**Task goal**
Return the entries below in their exact form, leaving the pictures out.

**Raw data**
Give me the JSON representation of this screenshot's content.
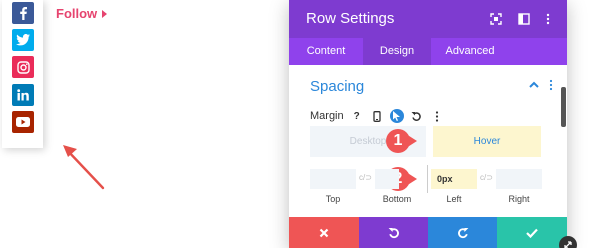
{
  "social": {
    "follow_label": "Follow",
    "items": [
      {
        "name": "facebook",
        "glyph": "f",
        "color": "#3b5998"
      },
      {
        "name": "twitter",
        "glyph": "t",
        "color": "#00aced"
      },
      {
        "name": "instagram",
        "glyph": "ig",
        "color": "#ea2c59"
      },
      {
        "name": "linkedin",
        "glyph": "in",
        "color": "#007bb6"
      },
      {
        "name": "youtube",
        "glyph": "yt",
        "color": "#a82400"
      }
    ],
    "accent_color": "#e6446f"
  },
  "panel": {
    "title": "Row Settings",
    "header_icons": [
      "screenshot-icon",
      "sidebar-toggle-icon",
      "more-vertical-icon"
    ],
    "tabs": [
      {
        "label": "Content",
        "active": false
      },
      {
        "label": "Design",
        "active": true
      },
      {
        "label": "Advanced",
        "active": false
      }
    ],
    "section": {
      "title": "Spacing",
      "margin_label": "Margin",
      "device_tabs": {
        "desktop": "Desktop",
        "hover": "Hover"
      },
      "badges": [
        "1",
        "2"
      ],
      "fields": [
        {
          "label": "Top",
          "value": ""
        },
        {
          "label": "Bottom",
          "value": ""
        },
        {
          "label": "Left",
          "value": "0px"
        },
        {
          "label": "Right",
          "value": ""
        }
      ],
      "link_glyph": "c/⊃"
    },
    "colors": {
      "header": "#7e3bd0",
      "tabs": "#8f42ec",
      "accent": "#2b87da",
      "cancel": "#ef5555",
      "undo": "#7e3bd0",
      "redo": "#2b87da",
      "save": "#29c4a9",
      "badge": "#ef5555"
    }
  }
}
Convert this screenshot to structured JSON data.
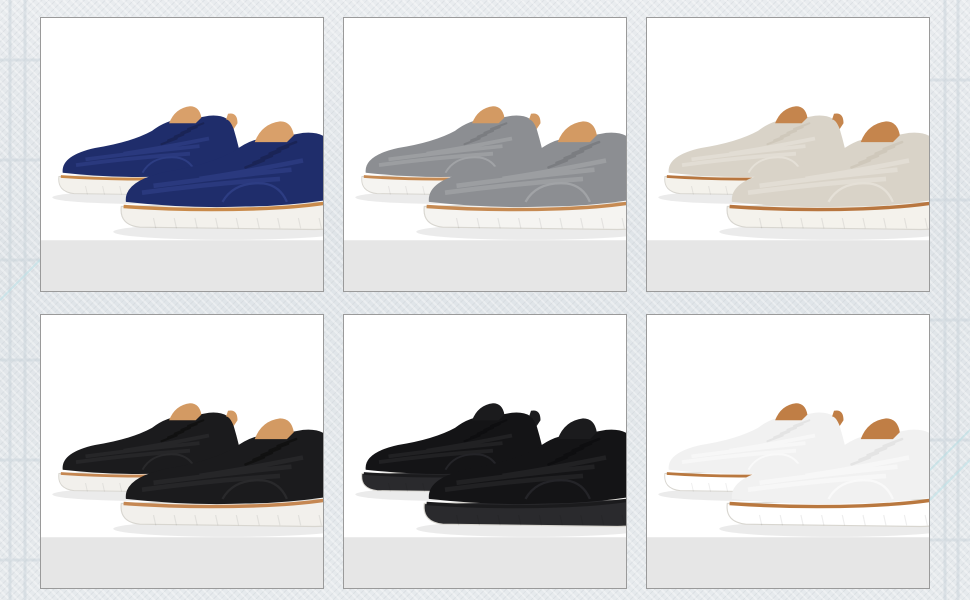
{
  "page": {
    "background_color": "#e4e8eb",
    "frame_border_color": "#9a9a9a",
    "footer_strip_color": "#e6e6e6"
  },
  "products": [
    {
      "colorway": "navy",
      "upper_color": "#1f2d6b",
      "knit_color": "#2f3f86",
      "sole_color": "#f3f1ec",
      "welt_color": "#c98a4a",
      "heel_tab_color": "#d9a06a",
      "lace_color": "#1a2456"
    },
    {
      "colorway": "gray",
      "upper_color": "#8c8e92",
      "knit_color": "#a3a5a8",
      "sole_color": "#f5f4f1",
      "welt_color": "#c68a52",
      "heel_tab_color": "#d39a63",
      "lace_color": "#7b7d81"
    },
    {
      "colorway": "beige",
      "upper_color": "#d9d3c8",
      "knit_color": "#e6e1d8",
      "sole_color": "#f4f2ec",
      "welt_color": "#b8763f",
      "heel_tab_color": "#c5854d",
      "lace_color": "#cfc8bb"
    },
    {
      "colorway": "black",
      "upper_color": "#1b1b1d",
      "knit_color": "#2b2b2e",
      "sole_color": "#f2f0ec",
      "welt_color": "#c58752",
      "heel_tab_color": "#d39a63",
      "lace_color": "#111111"
    },
    {
      "colorway": "all-black",
      "upper_color": "#141416",
      "knit_color": "#26262a",
      "sole_color": "#2a2a2d",
      "welt_color": "#1b1b1d",
      "heel_tab_color": "#1b1b1d",
      "lace_color": "#0e0e10"
    },
    {
      "colorway": "white",
      "upper_color": "#f1f1f1",
      "knit_color": "#fafafa",
      "sole_color": "#ffffff",
      "welt_color": "#b9783f",
      "heel_tab_color": "#c07e45",
      "lace_color": "#e4e4e4"
    }
  ]
}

**Solution to this problem**
Give me the JSON representation of this screenshot's content.
{
  "social": {
    "follow_label": "Follow",
    "items": [
      {
        "name": "facebook",
        "glyph": "f",
        "color": "#3b5998"
      },
      {
        "name": "twitter",
        "glyph": "t",
        "color": "#00aced"
      },
      {
        "name": "instagram",
        "glyph": "ig",
        "color": "#ea2c59"
      },
      {
        "name": "linkedin",
        "glyph": "in",
        "color": "#007bb6"
      },
      {
        "name": "youtube",
        "glyph": "yt",
        "color": "#a82400"
      }
    ],
    "accent_color": "#e6446f"
  },
  "panel": {
    "title": "Row Settings",
    "header_icons": [
      "screenshot-icon",
      "sidebar-toggle-icon",
      "more-vertical-icon"
    ],
    "tabs": [
      {
        "label": "Content",
        "active": false
      },
      {
        "label": "Design",
        "active": true
      },
      {
        "label": "Advanced",
        "active": false
      }
    ],
    "section": {
      "title": "Spacing",
      "margin_label": "Margin",
      "device_tabs": {
        "desktop": "Desktop",
        "hover": "Hover"
      },
      "badges": [
        "1",
        "2"
      ],
      "fields": [
        {
          "label": "Top",
          "value": ""
        },
        {
          "label": "Bottom",
          "value": ""
        },
        {
          "label": "Left",
          "value": "0px"
        },
        {
          "label": "Right",
          "value": ""
        }
      ],
      "link_glyph": "c/⊃"
    },
    "colors": {
      "header": "#7e3bd0",
      "tabs": "#8f42ec",
      "accent": "#2b87da",
      "cancel": "#ef5555",
      "undo": "#7e3bd0",
      "redo": "#2b87da",
      "save": "#29c4a9",
      "badge": "#ef5555"
    }
  }
}
Convert this screenshot to structured JSON data.
{
  "page": {
    "background_color": "#e4e8eb",
    "frame_border_color": "#9a9a9a",
    "footer_strip_color": "#e6e6e6"
  },
  "products": [
    {
      "colorway": "navy",
      "upper_color": "#1f2d6b",
      "knit_color": "#2f3f86",
      "sole_color": "#f3f1ec",
      "welt_color": "#c98a4a",
      "heel_tab_color": "#d9a06a",
      "lace_color": "#1a2456"
    },
    {
      "colorway": "gray",
      "upper_color": "#8c8e92",
      "knit_color": "#a3a5a8",
      "sole_color": "#f5f4f1",
      "welt_color": "#c68a52",
      "heel_tab_color": "#d39a63",
      "lace_color": "#7b7d81"
    },
    {
      "colorway": "beige",
      "upper_color": "#d9d3c8",
      "knit_color": "#e6e1d8",
      "sole_color": "#f4f2ec",
      "welt_color": "#b8763f",
      "heel_tab_color": "#c5854d",
      "lace_color": "#cfc8bb"
    },
    {
      "colorway": "black",
      "upper_color": "#1b1b1d",
      "knit_color": "#2b2b2e",
      "sole_color": "#f2f0ec",
      "welt_color": "#c58752",
      "heel_tab_color": "#d39a63",
      "lace_color": "#111111"
    },
    {
      "colorway": "all-black",
      "upper_color": "#141416",
      "knit_color": "#26262a",
      "sole_color": "#2a2a2d",
      "welt_color": "#1b1b1d",
      "heel_tab_color": "#1b1b1d",
      "lace_color": "#0e0e10"
    },
    {
      "colorway": "white",
      "upper_color": "#f1f1f1",
      "knit_color": "#fafafa",
      "sole_color": "#ffffff",
      "welt_color": "#b9783f",
      "heel_tab_color": "#c07e45",
      "lace_color": "#e4e4e4"
    }
  ]
}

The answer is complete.